● Request
Copy out verbatim the entries below from the line with "y-tick-label: +2 xyxy=(12,276,29,286)" up to and including the line with "y-tick-label: -2 xyxy=(16,334,29,346)", and nothing else.

** BEGIN Material provided **

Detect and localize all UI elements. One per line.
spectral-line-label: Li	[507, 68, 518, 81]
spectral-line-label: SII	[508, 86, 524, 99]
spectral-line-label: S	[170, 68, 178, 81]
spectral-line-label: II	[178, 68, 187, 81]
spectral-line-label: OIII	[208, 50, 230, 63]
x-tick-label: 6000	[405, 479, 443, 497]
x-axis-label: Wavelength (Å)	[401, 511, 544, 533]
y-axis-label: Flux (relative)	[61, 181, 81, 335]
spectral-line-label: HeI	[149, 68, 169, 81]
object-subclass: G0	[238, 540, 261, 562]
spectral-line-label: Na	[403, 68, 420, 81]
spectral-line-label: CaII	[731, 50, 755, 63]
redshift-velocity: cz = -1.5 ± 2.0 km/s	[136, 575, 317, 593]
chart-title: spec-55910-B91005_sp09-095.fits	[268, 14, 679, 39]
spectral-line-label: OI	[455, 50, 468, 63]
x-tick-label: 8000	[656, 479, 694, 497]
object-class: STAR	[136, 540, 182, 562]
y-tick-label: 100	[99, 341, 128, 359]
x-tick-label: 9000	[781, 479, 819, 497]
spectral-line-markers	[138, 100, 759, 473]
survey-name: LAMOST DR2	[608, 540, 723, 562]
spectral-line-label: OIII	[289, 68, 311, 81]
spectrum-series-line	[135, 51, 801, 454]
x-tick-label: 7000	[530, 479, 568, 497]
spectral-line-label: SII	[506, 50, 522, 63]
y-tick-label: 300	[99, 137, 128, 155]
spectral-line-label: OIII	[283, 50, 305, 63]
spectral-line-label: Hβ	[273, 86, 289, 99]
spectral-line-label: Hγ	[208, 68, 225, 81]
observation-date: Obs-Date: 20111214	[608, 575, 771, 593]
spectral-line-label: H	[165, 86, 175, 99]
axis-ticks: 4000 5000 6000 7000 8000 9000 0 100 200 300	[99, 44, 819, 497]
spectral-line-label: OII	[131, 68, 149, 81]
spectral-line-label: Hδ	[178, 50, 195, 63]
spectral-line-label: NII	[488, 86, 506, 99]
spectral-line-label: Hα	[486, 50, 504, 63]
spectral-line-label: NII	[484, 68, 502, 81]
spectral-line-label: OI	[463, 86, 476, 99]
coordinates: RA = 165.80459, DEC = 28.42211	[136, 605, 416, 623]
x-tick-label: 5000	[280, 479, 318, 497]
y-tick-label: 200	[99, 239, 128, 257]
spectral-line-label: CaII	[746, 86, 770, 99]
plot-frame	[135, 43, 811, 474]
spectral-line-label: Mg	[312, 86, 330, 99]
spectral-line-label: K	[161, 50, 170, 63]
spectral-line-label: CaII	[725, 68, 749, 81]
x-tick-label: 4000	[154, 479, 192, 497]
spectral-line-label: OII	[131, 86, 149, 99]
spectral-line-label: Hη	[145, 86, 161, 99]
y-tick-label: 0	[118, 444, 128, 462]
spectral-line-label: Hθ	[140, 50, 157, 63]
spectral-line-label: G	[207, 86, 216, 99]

** END Material provided **
** BEGIN Material provided **

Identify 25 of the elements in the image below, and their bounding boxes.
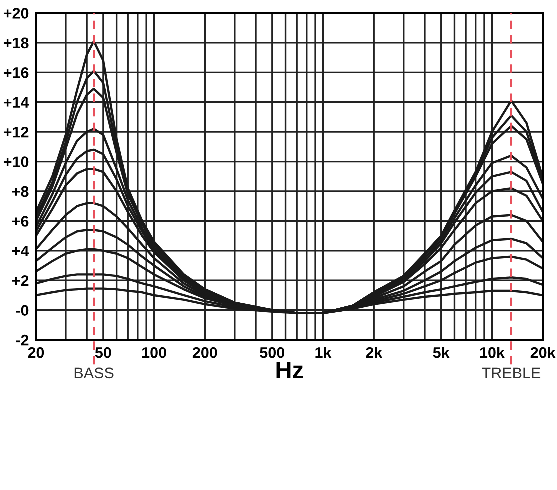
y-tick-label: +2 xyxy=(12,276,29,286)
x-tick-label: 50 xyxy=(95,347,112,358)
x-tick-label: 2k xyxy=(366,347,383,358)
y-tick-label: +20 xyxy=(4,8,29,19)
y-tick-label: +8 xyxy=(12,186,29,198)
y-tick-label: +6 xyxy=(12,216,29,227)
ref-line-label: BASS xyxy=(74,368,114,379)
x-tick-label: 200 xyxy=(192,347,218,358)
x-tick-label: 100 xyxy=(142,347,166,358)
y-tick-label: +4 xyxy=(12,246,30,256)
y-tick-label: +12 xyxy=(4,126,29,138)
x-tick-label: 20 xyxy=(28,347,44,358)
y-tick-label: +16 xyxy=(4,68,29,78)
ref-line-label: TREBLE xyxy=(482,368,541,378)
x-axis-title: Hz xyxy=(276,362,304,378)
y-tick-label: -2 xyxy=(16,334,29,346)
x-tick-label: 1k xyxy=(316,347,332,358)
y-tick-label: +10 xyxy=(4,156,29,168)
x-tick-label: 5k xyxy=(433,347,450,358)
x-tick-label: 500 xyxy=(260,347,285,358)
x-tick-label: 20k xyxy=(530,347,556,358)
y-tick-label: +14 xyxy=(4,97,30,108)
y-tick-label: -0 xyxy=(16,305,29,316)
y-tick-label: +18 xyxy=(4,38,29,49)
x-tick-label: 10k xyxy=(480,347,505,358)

** END Material provided **

● Task result
y-tick-label: +2 xyxy=(12,276,29,286)
x-tick-label: 50 xyxy=(95,347,112,358)
x-tick-label: 2k xyxy=(366,347,383,358)
y-tick-label: +20 xyxy=(4,8,29,19)
y-tick-label: +8 xyxy=(12,186,29,198)
y-tick-label: +6 xyxy=(12,216,29,227)
ref-line-label: BASS xyxy=(74,368,114,379)
x-tick-label: 200 xyxy=(192,347,218,358)
x-tick-label: 100 xyxy=(142,347,166,358)
y-tick-label: +4 xyxy=(12,246,30,256)
y-tick-label: +12 xyxy=(4,126,29,138)
x-tick-label: 20 xyxy=(28,347,44,358)
y-tick-label: +16 xyxy=(4,68,29,78)
ref-line-label: TREBLE xyxy=(482,368,541,378)
x-axis-title: Hz xyxy=(276,362,304,378)
y-tick-label: -2 xyxy=(16,334,29,346)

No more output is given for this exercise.